Collected data
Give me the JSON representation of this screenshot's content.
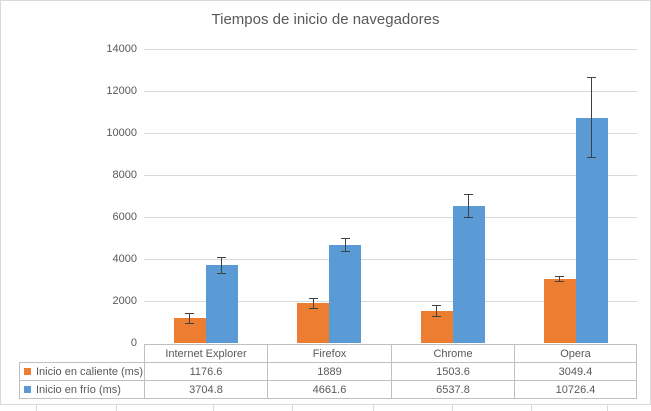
{
  "chart_data": {
    "type": "bar",
    "title": "Tiempos de inicio de navegadores",
    "categories": [
      "Internet Explorer",
      "Firefox",
      "Chrome",
      "Opera"
    ],
    "series": [
      {
        "name": "Inicio en caliente (ms)",
        "color": "#ED7D31",
        "values": [
          1176.6,
          1889,
          1503.6,
          3049.4
        ],
        "error_bars_plus_minus": [
          230,
          240,
          260,
          120
        ]
      },
      {
        "name": "Inicio en frío (ms)",
        "color": "#5B9BD5",
        "values": [
          3704.8,
          4661.6,
          6537.8,
          10726.4
        ],
        "error_bars_plus_minus": [
          380,
          310,
          550,
          1900
        ]
      }
    ],
    "ylim": [
      0,
      14000
    ],
    "ytick_interval": 2000,
    "ytick_labels": [
      "0",
      "2000",
      "4000",
      "6000",
      "8000",
      "10000",
      "12000",
      "14000"
    ],
    "grid": true,
    "error_bars": true,
    "legend_position": "data-table-keys",
    "data_table_shown": true
  },
  "colors": {
    "series_caliente": "#ED7D31",
    "series_frio": "#5B9BD5",
    "gridline": "#D9D9D9",
    "table_border": "#BFBFBF",
    "frame_border": "#D9D9D9",
    "text": "#595959",
    "error_bar": "#404040",
    "background": "#FFFFFF"
  }
}
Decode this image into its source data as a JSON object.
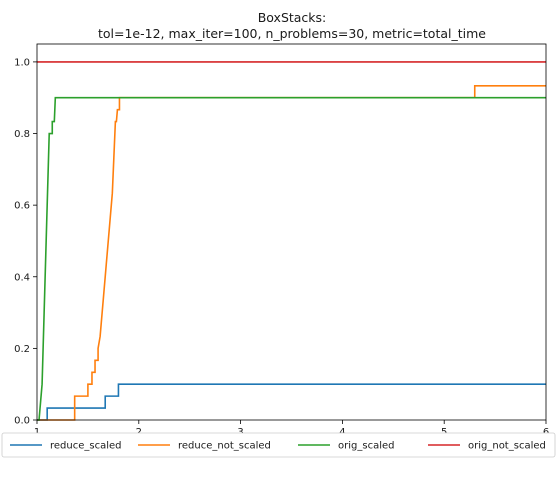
{
  "chart_data": {
    "type": "line",
    "title": "BoxStacks:",
    "subtitle": "tol=1e-12, max_iter=100, n_problems=30, metric=total_time",
    "xlabel": "",
    "ylabel": "",
    "xlim": [
      1,
      6
    ],
    "ylim": [
      0,
      1.05
    ],
    "x_ticks": [
      "1",
      "2",
      "3",
      "4",
      "5",
      "6"
    ],
    "y_ticks": [
      "0.0",
      "0.2",
      "0.4",
      "0.6",
      "0.8",
      "1.0"
    ],
    "grid": false,
    "step": true,
    "legend_position": "bottom",
    "series": [
      {
        "name": "reduce_scaled",
        "color": "#1f77b4",
        "points": [
          [
            1.0,
            0.0
          ],
          [
            1.1,
            0.0
          ],
          [
            1.1,
            0.0333
          ],
          [
            1.67,
            0.0333
          ],
          [
            1.67,
            0.0667
          ],
          [
            1.8,
            0.0667
          ],
          [
            1.8,
            0.1
          ],
          [
            6.0,
            0.1
          ]
        ]
      },
      {
        "name": "reduce_not_scaled",
        "color": "#ff7f0e",
        "points": [
          [
            1.0,
            0.0
          ],
          [
            1.37,
            0.0
          ],
          [
            1.37,
            0.0667
          ],
          [
            1.5,
            0.0667
          ],
          [
            1.5,
            0.1
          ],
          [
            1.54,
            0.1
          ],
          [
            1.54,
            0.1333
          ],
          [
            1.57,
            0.1333
          ],
          [
            1.57,
            0.1667
          ],
          [
            1.6,
            0.1667
          ],
          [
            1.6,
            0.2
          ],
          [
            1.62,
            0.2333
          ],
          [
            1.63,
            0.2667
          ],
          [
            1.64,
            0.3
          ],
          [
            1.65,
            0.3333
          ],
          [
            1.66,
            0.3667
          ],
          [
            1.67,
            0.4
          ],
          [
            1.68,
            0.4333
          ],
          [
            1.69,
            0.4667
          ],
          [
            1.7,
            0.5
          ],
          [
            1.71,
            0.5333
          ],
          [
            1.72,
            0.5667
          ],
          [
            1.73,
            0.6
          ],
          [
            1.74,
            0.6333
          ],
          [
            1.745,
            0.6667
          ],
          [
            1.75,
            0.7
          ],
          [
            1.755,
            0.7333
          ],
          [
            1.76,
            0.7667
          ],
          [
            1.765,
            0.8
          ],
          [
            1.77,
            0.8333
          ],
          [
            1.78,
            0.8333
          ],
          [
            1.79,
            0.8667
          ],
          [
            1.81,
            0.8667
          ],
          [
            1.81,
            0.9
          ],
          [
            5.3,
            0.9
          ],
          [
            5.3,
            0.9333
          ],
          [
            6.0,
            0.9333
          ]
        ]
      },
      {
        "name": "orig_scaled",
        "color": "#2ca02c",
        "points": [
          [
            1.0,
            0.0
          ],
          [
            1.02,
            0.0
          ],
          [
            1.03,
            0.0333
          ],
          [
            1.04,
            0.0667
          ],
          [
            1.05,
            0.1
          ],
          [
            1.06,
            0.2
          ],
          [
            1.07,
            0.3
          ],
          [
            1.08,
            0.4
          ],
          [
            1.09,
            0.5
          ],
          [
            1.1,
            0.6
          ],
          [
            1.11,
            0.7
          ],
          [
            1.12,
            0.8
          ],
          [
            1.15,
            0.8
          ],
          [
            1.15,
            0.8333
          ],
          [
            1.17,
            0.8333
          ],
          [
            1.18,
            0.9
          ],
          [
            6.0,
            0.9
          ]
        ]
      },
      {
        "name": "orig_not_scaled",
        "color": "#d62728",
        "points": [
          [
            1.0,
            1.0
          ],
          [
            6.0,
            1.0
          ]
        ]
      }
    ]
  }
}
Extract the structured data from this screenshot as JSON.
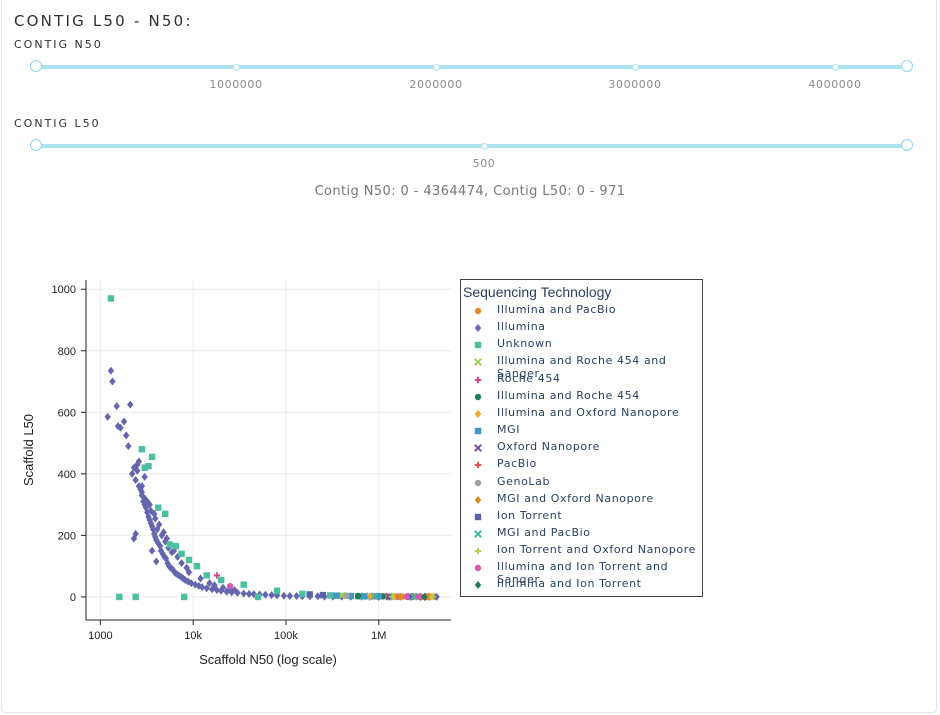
{
  "header": {
    "title": "CONTIG L50 - N50:"
  },
  "n50_slider": {
    "label": "CONTIG N50",
    "min": 0,
    "max": 4364474,
    "selected": [
      0,
      4364474
    ],
    "marks": [
      "1000000",
      "2000000",
      "3000000",
      "4000000"
    ]
  },
  "l50_slider": {
    "label": "CONTIG L50",
    "min": 0,
    "max": 971,
    "selected": [
      0,
      971
    ],
    "marks": [
      "500"
    ]
  },
  "range_text": "Contig N50: 0 - 4364474, Contig L50: 0 - 971",
  "chart_data": {
    "type": "scatter",
    "xlabel": "Scaffold N50 (log scale)",
    "ylabel": "Scaffold L50",
    "x_scale": "log",
    "xlim": [
      700,
      6000000
    ],
    "ylim": [
      -75,
      1030
    ],
    "x_ticks": [
      {
        "value": 1000,
        "label": "1000"
      },
      {
        "value": 10000,
        "label": "10k"
      },
      {
        "value": 100000,
        "label": "100k"
      },
      {
        "value": 1000000,
        "label": "1M"
      }
    ],
    "y_ticks": [
      0,
      200,
      400,
      600,
      800,
      1000
    ],
    "grid": true,
    "legend_title": "Sequencing Technology",
    "legend_position": "right",
    "series": [
      {
        "name": "Illumina and PacBio",
        "color": "#e8892a",
        "marker": "circle",
        "x": [
          1200000,
          1800000,
          2500000,
          3200000,
          4000000
        ],
        "y": [
          2,
          1,
          2,
          1,
          1
        ]
      },
      {
        "name": "Illumina",
        "color": "#6566ad",
        "marker": "diamond",
        "x": [
          1200,
          1300,
          1350,
          1500,
          1550,
          1650,
          1900,
          2100,
          2200,
          2300,
          2400,
          2500,
          2500,
          2600,
          2700,
          2800,
          2800,
          2900,
          3000,
          3000,
          3100,
          3200,
          3300,
          3400,
          3500,
          3600,
          3700,
          3800,
          3900,
          4000,
          4200,
          4400,
          4500,
          4700,
          4900,
          5100,
          5300,
          5500,
          5700,
          6000,
          6300,
          6600,
          7000,
          7400,
          7800,
          8200,
          8800,
          9500,
          10500,
          11500,
          12500,
          14000,
          16000,
          18000,
          20000,
          23000,
          26000,
          30000,
          35000,
          40000,
          45000,
          52000,
          60000,
          70000,
          80000,
          95000,
          110000,
          130000,
          150000,
          180000,
          220000,
          260000,
          320000,
          400000,
          500000,
          650000,
          800000,
          1000000,
          1300000,
          1700000,
          2200000,
          2800000,
          3500000,
          4200000,
          2600,
          2800,
          3200,
          3500,
          3900,
          4300,
          4800,
          5200,
          5600,
          6200,
          6800,
          7500,
          3000,
          3400,
          3800,
          4100,
          4600,
          5000,
          5400,
          5900,
          2400,
          2300,
          3600,
          4000,
          1800,
          2000,
          8500,
          9000,
          12000,
          15000,
          17000,
          21000,
          25000,
          28000
        ],
        "y": [
          585,
          735,
          700,
          620,
          555,
          550,
          525,
          625,
          400,
          420,
          380,
          430,
          410,
          440,
          350,
          330,
          360,
          310,
          300,
          320,
          290,
          275,
          260,
          250,
          240,
          230,
          220,
          205,
          195,
          185,
          175,
          165,
          150,
          140,
          130,
          125,
          110,
          100,
          95,
          90,
          80,
          75,
          70,
          65,
          60,
          55,
          50,
          45,
          40,
          36,
          32,
          28,
          25,
          22,
          20,
          17,
          15,
          13,
          11,
          10,
          9,
          8,
          7,
          6,
          5,
          4,
          3,
          3,
          2,
          2,
          2,
          1,
          1,
          1,
          1,
          1,
          0,
          0,
          0,
          0,
          0,
          0,
          0,
          0,
          360,
          340,
          310,
          280,
          255,
          235,
          210,
          190,
          170,
          150,
          130,
          110,
          390,
          300,
          270,
          220,
          200,
          180,
          160,
          145,
          205,
          190,
          150,
          115,
          570,
          490,
          95,
          80,
          60,
          45,
          38,
          30,
          26,
          22
        ]
      },
      {
        "name": "Unknown",
        "color": "#4cbf9f",
        "marker": "square",
        "x": [
          1300,
          1600,
          2400,
          2800,
          3000,
          3300,
          3600,
          4200,
          5000,
          5600,
          6500,
          7500,
          8000,
          9000,
          11000,
          14000,
          20000,
          35000,
          50000,
          80000,
          150000,
          300000,
          600000,
          1500000
        ],
        "y": [
          970,
          0,
          0,
          480,
          420,
          425,
          455,
          290,
          270,
          170,
          165,
          140,
          0,
          120,
          100,
          70,
          55,
          40,
          0,
          20,
          10,
          5,
          2,
          1
        ]
      },
      {
        "name": "Illumina and Roche 454 and Sanger",
        "color": "#9fd356",
        "marker": "x",
        "x": [
          400000,
          700000
        ],
        "y": [
          5,
          3
        ]
      },
      {
        "name": "Roche 454",
        "color": "#d9478c",
        "marker": "cross",
        "x": [
          18000,
          900000
        ],
        "y": [
          70,
          2
        ]
      },
      {
        "name": "Illumina and Roche 454",
        "color": "#1d7a5c",
        "marker": "circle",
        "x": [
          600000,
          1100000
        ],
        "y": [
          3,
          2
        ]
      },
      {
        "name": "Illumina and Oxford Nanopore",
        "color": "#e8a928",
        "marker": "diamond",
        "x": [
          800000,
          1500000,
          2500000,
          3600000
        ],
        "y": [
          2,
          1,
          1,
          1
        ]
      },
      {
        "name": "MGI",
        "color": "#3f97c9",
        "marker": "square",
        "x": [
          350000,
          500000,
          700000,
          1000000
        ],
        "y": [
          4,
          3,
          2,
          2
        ]
      },
      {
        "name": "Oxford Nanopore",
        "color": "#7a4d98",
        "marker": "x",
        "x": [
          1300000,
          2200000,
          3000000
        ],
        "y": [
          1,
          1,
          0
        ]
      },
      {
        "name": "PacBio",
        "color": "#e8524c",
        "marker": "cross",
        "x": [
          1600000,
          2000000,
          2900000
        ],
        "y": [
          1,
          1,
          0
        ]
      },
      {
        "name": "GenoLab",
        "color": "#a3a39b",
        "marker": "circle",
        "x": [
          450000
        ],
        "y": [
          4
        ]
      },
      {
        "name": "MGI and Oxford Nanopore",
        "color": "#d98a20",
        "marker": "diamond",
        "x": [
          1700000,
          3400000
        ],
        "y": [
          1,
          1
        ]
      },
      {
        "name": "Ion Torrent",
        "color": "#5a61a8",
        "marker": "square",
        "x": [
          180000,
          250000
        ],
        "y": [
          8,
          6
        ]
      },
      {
        "name": "MGI and PacBio",
        "color": "#3fb6a1",
        "marker": "x",
        "x": [
          900000,
          2400000
        ],
        "y": [
          2,
          1
        ]
      },
      {
        "name": "Ion Torrent and Oxford Nanopore",
        "color": "#b4d34a",
        "marker": "cross",
        "x": [
          1400000,
          3800000
        ],
        "y": [
          1,
          1
        ]
      },
      {
        "name": "Illumina and Ion Torrent and Sanger",
        "color": "#d25bb0",
        "marker": "circle",
        "x": [
          25000,
          2000000,
          2700000
        ],
        "y": [
          35,
          1,
          1
        ]
      },
      {
        "name": "Illumina and Ion Torrent",
        "color": "#1e7a58",
        "marker": "diamond",
        "x": [
          3100000
        ],
        "y": [
          0
        ]
      }
    ]
  }
}
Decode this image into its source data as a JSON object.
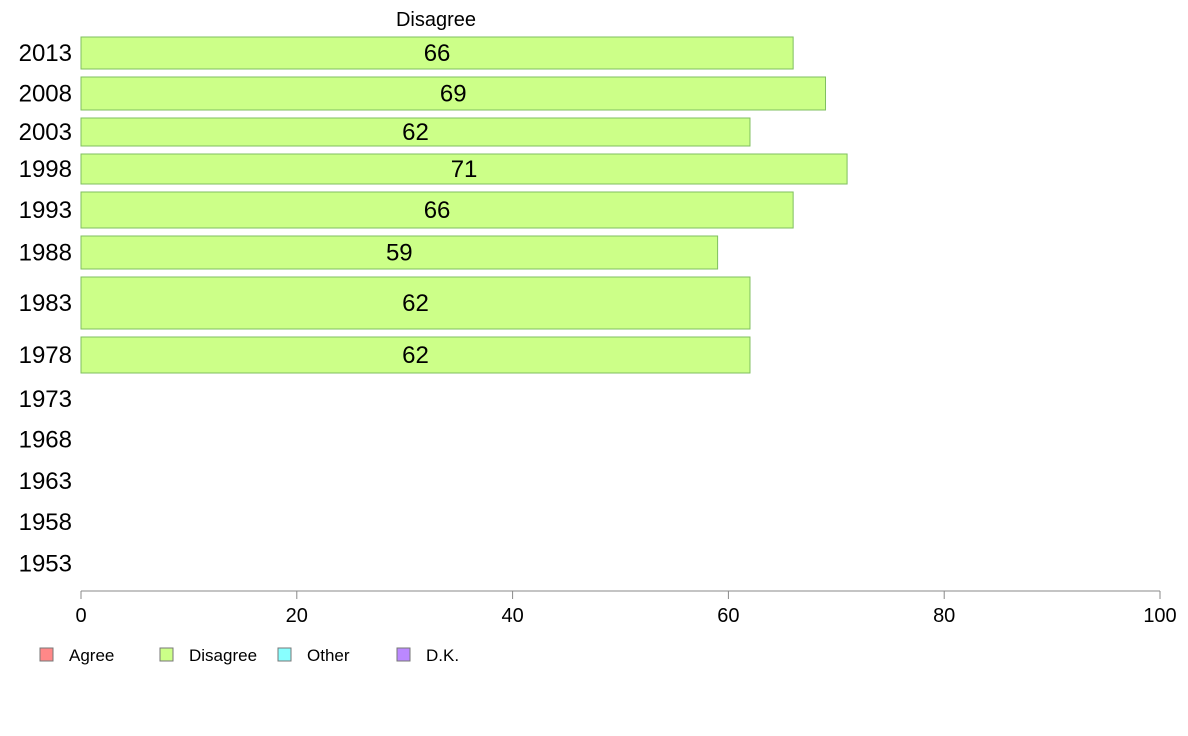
{
  "chart_data": {
    "type": "bar",
    "orientation": "horizontal",
    "title": "Disagree",
    "categories": [
      "2013",
      "2008",
      "2003",
      "1998",
      "1993",
      "1988",
      "1983",
      "1978",
      "1973",
      "1968",
      "1963",
      "1958",
      "1953"
    ],
    "series": [
      {
        "name": "Disagree",
        "color": "#ccff88",
        "values": [
          66,
          69,
          62,
          71,
          66,
          59,
          62,
          62,
          null,
          null,
          null,
          null,
          null
        ],
        "labels": [
          "66",
          "69",
          "62",
          "71",
          "66",
          "59",
          "62",
          "62",
          "",
          "",
          "",
          "",
          ""
        ]
      }
    ],
    "xlim": [
      0,
      100
    ],
    "xticks": [
      "0",
      "20",
      "40",
      "60",
      "80",
      "100"
    ],
    "grid": false,
    "legend_position": "bottom-left",
    "legend": [
      {
        "label": "Agree",
        "color": "#ff8888"
      },
      {
        "label": "Disagree",
        "color": "#ccff88"
      },
      {
        "label": "Other",
        "color": "#88ffff"
      },
      {
        "label": "D.K.",
        "color": "#bb88ff"
      }
    ]
  }
}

Aim:
Count the lines above that contain the word "PacBio", and give only that number.

Response:
3